» 文档摘录:

========================================================================

本研究旨在探讨成骨细胞分泌的Agrin在维持骨骼稳态中的具体作用。骨组织是一种能够自我修复、再生和重塑的矿化结缔组织，其稳态由成骨细胞、骨细胞和破骨细胞共同维持。尽管先前研究已证实骨细胞来源的Agrin对调节骨量和骨质量至关重要，但更早阶段的成骨细胞祖细胞所表达的Agrin的功能尚未被系统研究。基于此，研究人员提出了科学假设：Runx2阳性成骨细胞谱系中表达的Agrin，可能通过影响MSCs的成骨分化来调控骨组织稳态。为验证这一假设，研究人员构建了在Runx2阳性细胞中特异性敲除Agrin基因的转基因小鼠（Runx2-Cre;Agrinflox/flox），并将其与对照组（Agrinflox/flox）小鼠进行对比，旨在评估Agrin缺失对骨骼稳态及MSCs成骨分化的具体影响。该研究揭示了成骨细胞来源的Agrin在骨形成早期阶段的关键功能，为理解骨骼发育和代谢性骨病的分子机制提供了新视角。研究表明Agrin可能作为干预骨质流失性疾病的潜在治疗靶点，相关成果发表于《Journal of Cellular Biochemistry》。
为开展本研究，研究人员主要采用了以下关键技术方法：利用条件性基因敲除技术（Runx2-Cre;Agrinflox/flox）构建成骨细胞特异性Agrin缺失小鼠模型；通过微型计算机断层扫描（μCT）对股骨、第五腰椎和颅骨进行三维形态计量学分析；采用组织学染色进行定性评估；使用三点弯曲测试、衰减全反射傅里叶变换红外光谱（ATR-FTIR）和X射线衍射（XRD）分析骨组织的力学、化学和晶体结构特性；分离培养小鼠脂肪组织来源的MSCs，并诱导其成骨分化；利用实时荧光定量PCR（RT-qPCR）和蛋白质印迹（Western Blot）技术检测成骨相关基因和蛋白的表达；以及通过酶活性检测评估碱性磷酸酶（ALP）活性。

========================================================================

» 所示各行:

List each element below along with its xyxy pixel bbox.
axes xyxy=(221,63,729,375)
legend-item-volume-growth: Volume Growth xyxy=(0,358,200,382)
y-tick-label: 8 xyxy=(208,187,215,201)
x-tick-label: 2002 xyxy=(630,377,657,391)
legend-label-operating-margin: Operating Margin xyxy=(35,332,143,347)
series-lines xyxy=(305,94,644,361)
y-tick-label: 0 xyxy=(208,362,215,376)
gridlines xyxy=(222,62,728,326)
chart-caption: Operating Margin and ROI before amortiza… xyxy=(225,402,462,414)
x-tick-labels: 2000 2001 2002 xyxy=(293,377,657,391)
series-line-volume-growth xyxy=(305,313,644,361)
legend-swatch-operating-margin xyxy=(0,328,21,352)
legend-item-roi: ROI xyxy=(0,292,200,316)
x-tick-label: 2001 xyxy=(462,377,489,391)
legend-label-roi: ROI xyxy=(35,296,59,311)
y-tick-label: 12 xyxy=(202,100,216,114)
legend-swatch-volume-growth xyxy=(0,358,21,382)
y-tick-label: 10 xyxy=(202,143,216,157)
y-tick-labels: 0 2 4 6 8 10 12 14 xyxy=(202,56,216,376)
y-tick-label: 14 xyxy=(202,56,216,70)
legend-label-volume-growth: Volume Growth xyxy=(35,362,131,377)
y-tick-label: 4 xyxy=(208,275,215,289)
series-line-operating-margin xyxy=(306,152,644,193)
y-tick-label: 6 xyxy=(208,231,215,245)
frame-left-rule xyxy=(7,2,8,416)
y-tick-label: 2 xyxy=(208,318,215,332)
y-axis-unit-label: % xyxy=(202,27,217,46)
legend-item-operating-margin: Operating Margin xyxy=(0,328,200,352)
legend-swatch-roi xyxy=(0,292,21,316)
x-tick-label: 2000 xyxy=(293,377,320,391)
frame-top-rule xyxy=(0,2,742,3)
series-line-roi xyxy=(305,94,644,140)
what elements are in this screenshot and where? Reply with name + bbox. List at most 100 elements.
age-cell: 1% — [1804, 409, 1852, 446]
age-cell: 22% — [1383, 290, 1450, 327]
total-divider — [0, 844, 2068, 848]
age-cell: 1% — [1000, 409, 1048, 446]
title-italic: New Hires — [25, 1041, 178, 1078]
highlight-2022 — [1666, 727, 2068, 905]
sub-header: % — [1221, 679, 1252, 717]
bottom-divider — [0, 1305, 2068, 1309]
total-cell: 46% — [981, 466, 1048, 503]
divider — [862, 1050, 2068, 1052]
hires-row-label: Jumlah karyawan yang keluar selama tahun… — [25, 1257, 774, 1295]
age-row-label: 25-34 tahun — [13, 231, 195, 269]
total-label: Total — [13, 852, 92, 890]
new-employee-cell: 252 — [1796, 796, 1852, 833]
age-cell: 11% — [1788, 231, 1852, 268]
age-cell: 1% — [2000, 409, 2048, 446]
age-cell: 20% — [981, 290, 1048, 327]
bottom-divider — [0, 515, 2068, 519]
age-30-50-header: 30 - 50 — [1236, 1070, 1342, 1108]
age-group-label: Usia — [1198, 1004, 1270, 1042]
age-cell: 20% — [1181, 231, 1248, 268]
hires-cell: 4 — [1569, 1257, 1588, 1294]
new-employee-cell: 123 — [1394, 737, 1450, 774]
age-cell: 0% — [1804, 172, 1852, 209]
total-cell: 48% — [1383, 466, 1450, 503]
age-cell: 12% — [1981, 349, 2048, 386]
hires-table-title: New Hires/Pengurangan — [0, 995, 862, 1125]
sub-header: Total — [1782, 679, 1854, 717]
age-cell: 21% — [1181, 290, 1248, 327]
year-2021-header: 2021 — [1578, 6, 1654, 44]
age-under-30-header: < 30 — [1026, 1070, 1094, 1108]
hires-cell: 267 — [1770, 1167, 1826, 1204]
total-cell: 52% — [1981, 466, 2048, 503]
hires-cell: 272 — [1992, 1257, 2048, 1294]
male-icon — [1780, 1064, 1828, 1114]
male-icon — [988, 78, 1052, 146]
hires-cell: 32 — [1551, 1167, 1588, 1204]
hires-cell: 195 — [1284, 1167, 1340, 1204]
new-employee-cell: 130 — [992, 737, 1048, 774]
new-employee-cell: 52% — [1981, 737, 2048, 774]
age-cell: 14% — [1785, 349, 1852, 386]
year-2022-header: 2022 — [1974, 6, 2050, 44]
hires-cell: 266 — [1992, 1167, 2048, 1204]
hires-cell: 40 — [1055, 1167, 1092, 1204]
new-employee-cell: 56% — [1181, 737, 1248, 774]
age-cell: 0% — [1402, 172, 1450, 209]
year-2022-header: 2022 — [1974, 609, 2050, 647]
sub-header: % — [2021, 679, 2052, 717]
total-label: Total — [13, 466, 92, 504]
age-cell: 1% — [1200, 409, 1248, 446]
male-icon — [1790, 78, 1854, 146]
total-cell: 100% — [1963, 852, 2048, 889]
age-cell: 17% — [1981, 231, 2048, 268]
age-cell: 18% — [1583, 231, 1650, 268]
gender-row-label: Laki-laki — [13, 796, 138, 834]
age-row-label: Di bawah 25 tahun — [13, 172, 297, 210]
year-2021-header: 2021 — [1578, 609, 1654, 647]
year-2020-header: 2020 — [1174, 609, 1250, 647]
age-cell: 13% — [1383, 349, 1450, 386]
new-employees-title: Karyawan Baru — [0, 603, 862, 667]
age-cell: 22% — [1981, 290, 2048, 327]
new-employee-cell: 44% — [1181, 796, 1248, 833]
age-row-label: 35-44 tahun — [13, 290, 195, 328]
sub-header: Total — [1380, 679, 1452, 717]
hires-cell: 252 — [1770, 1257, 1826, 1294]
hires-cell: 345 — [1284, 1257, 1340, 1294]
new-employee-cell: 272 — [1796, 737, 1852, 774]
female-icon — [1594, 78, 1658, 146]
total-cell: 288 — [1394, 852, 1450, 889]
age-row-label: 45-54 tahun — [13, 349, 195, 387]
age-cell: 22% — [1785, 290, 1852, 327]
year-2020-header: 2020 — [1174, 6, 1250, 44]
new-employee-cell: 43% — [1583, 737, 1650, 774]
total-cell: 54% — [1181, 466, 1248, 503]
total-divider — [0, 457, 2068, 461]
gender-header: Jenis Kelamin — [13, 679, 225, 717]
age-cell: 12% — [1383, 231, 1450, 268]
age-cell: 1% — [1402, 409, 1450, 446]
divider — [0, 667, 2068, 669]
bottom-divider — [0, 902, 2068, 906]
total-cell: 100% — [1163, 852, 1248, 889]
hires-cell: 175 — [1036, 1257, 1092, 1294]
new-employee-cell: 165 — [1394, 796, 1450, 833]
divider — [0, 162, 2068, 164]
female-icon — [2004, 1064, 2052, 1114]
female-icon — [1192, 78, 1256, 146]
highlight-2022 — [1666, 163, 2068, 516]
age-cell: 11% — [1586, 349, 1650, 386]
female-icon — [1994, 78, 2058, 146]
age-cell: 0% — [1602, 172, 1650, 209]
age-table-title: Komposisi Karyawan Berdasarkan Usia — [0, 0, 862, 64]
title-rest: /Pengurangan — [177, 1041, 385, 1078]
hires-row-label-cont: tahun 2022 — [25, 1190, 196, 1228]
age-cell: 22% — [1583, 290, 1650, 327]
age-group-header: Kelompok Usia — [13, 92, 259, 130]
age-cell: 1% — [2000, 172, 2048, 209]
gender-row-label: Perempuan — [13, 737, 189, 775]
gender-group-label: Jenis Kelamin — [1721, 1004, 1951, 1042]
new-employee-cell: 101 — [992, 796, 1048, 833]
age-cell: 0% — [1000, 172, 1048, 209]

========================================================================

» 任务列表:
1. 在关于成骨细胞Agrin的文字中，研究人员用微型计算机断层扫描（μCT）分析了哪些骨骼部位？
2. 判断下列说法是否符合关于成骨细胞Agrin的文字，回答"是"或"否"，并原样引用文中起决定作用的词句。
(a) 对照组小鼠为Agrinflox/flox小鼠。
(b) 实验所用的MSCs分离自小鼠骨髓。
(c) 相关研究成果发表于《Journal of Cellular Biochemistry》。
3. 从关于成骨细胞Agrin的文字最后一句之后接着往下写。

» 参考答案:
1. 股骨、第五腰椎和颅骨。

2.
(a) 是。"并将其与对照组（Agrinflox/flox）小鼠进行对比"
(b) 否。"分离培养小鼠脂肪组织来源的MSCs"
(c) 是。"相关成果发表于《Journal of Cellular Biochemistry》"

3.
研究结果部分，首先，在“成骨细胞特异性Agrin缺失对骨组织的影响”中，μCT分析表明，Agrin的条件性敲除主要影响股骨的皮质骨微结构，导致总体积（TV）增加，而骨体积分数（BV/TV）、骨表面积密度（BS/TV）和骨小梁数量（Tb.N）减少，骨小梁分离度（Tb.Sp）和总孔隙率（Po(tot)）增加，但对松质骨参数无显著影响；第五腰椎和颅骨的形态计量参数未受影响。组织学分析进一步定性证实了皮质骨变薄。结构和化学表征方面，三点弯曲测试显示敲除小鼠股骨的刚度呈现下降趋势；ATR-FTIR和XRD分析显示，敲除小鼠股骨的有机基质（酰胺I、II、III带）含量降低，磷酸盐相关谱带发生变化，但羟基磷灰石晶体尺寸无差异。其次，在“成骨细胞特异性Agrin缺失对脂肪来源MSCs成骨分化的影响”中，与对照组相比，源自敲除小鼠的MSCs在成骨诱导后，Runx2、Alpl、Col1a1、Oc和Opn等成骨标志基因的表达显著降低，ALP活性也显著下降，但RUNX2、ALPL和OPN的蛋白表达水平未受显著影响。最后，在“成骨细胞特异性Agrin缺失对脂肪来源MSCs中Agrn及其受体表达的影响”中，研究发现，源自敲除小鼠的MSCs中，Agrn、其受体Dag1、Lrp4和Musk的基因表达水平均显著下调。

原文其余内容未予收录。